GIVEN TASK :: Reproduce word for word the entries from the first line through the line containing "x-tick-label: 2004: [270, 1221, 305, 1241]", with both ends included.

MATERIAL FOR THIS EXERCISE ::
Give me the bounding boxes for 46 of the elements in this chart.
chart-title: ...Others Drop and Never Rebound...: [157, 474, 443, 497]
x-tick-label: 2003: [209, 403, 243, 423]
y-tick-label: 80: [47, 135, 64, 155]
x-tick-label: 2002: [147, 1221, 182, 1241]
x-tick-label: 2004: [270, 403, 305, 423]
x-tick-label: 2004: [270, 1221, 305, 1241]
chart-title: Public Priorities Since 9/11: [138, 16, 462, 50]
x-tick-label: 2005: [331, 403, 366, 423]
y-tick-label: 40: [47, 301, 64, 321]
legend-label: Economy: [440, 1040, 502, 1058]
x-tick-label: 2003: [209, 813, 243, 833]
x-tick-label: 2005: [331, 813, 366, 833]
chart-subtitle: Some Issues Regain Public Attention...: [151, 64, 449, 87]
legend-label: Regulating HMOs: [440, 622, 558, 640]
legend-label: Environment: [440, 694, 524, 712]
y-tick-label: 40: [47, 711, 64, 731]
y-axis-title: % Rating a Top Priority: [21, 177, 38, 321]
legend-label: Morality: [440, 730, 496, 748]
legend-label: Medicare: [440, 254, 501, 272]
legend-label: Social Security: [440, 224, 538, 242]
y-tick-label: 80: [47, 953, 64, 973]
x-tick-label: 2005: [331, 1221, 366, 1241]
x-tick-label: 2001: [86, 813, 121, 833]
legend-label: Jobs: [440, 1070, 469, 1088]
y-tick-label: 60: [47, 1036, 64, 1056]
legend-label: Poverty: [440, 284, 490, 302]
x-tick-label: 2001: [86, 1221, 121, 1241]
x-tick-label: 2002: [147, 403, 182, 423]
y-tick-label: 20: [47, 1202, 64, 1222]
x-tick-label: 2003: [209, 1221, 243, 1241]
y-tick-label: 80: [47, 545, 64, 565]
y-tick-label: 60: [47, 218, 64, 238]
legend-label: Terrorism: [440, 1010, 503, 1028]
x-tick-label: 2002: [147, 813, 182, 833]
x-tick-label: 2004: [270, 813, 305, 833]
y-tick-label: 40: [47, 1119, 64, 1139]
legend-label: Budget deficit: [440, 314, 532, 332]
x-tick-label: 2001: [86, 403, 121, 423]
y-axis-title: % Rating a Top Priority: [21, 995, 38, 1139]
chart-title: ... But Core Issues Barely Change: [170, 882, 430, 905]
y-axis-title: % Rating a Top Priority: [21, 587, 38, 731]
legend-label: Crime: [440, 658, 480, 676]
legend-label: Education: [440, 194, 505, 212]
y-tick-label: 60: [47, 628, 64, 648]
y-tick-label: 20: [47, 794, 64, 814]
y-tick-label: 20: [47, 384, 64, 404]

THE COMPLETED TASK ::
Give me the bounding boxes for 46 of the elements in this chart.
chart-title: ...Others Drop and Never Rebound...: [157, 474, 443, 497]
x-tick-label: 2003: [209, 403, 243, 423]
y-tick-label: 80: [47, 135, 64, 155]
x-tick-label: 2002: [147, 1221, 182, 1241]
x-tick-label: 2004: [270, 403, 305, 423]
x-tick-label: 2004: [270, 1221, 305, 1241]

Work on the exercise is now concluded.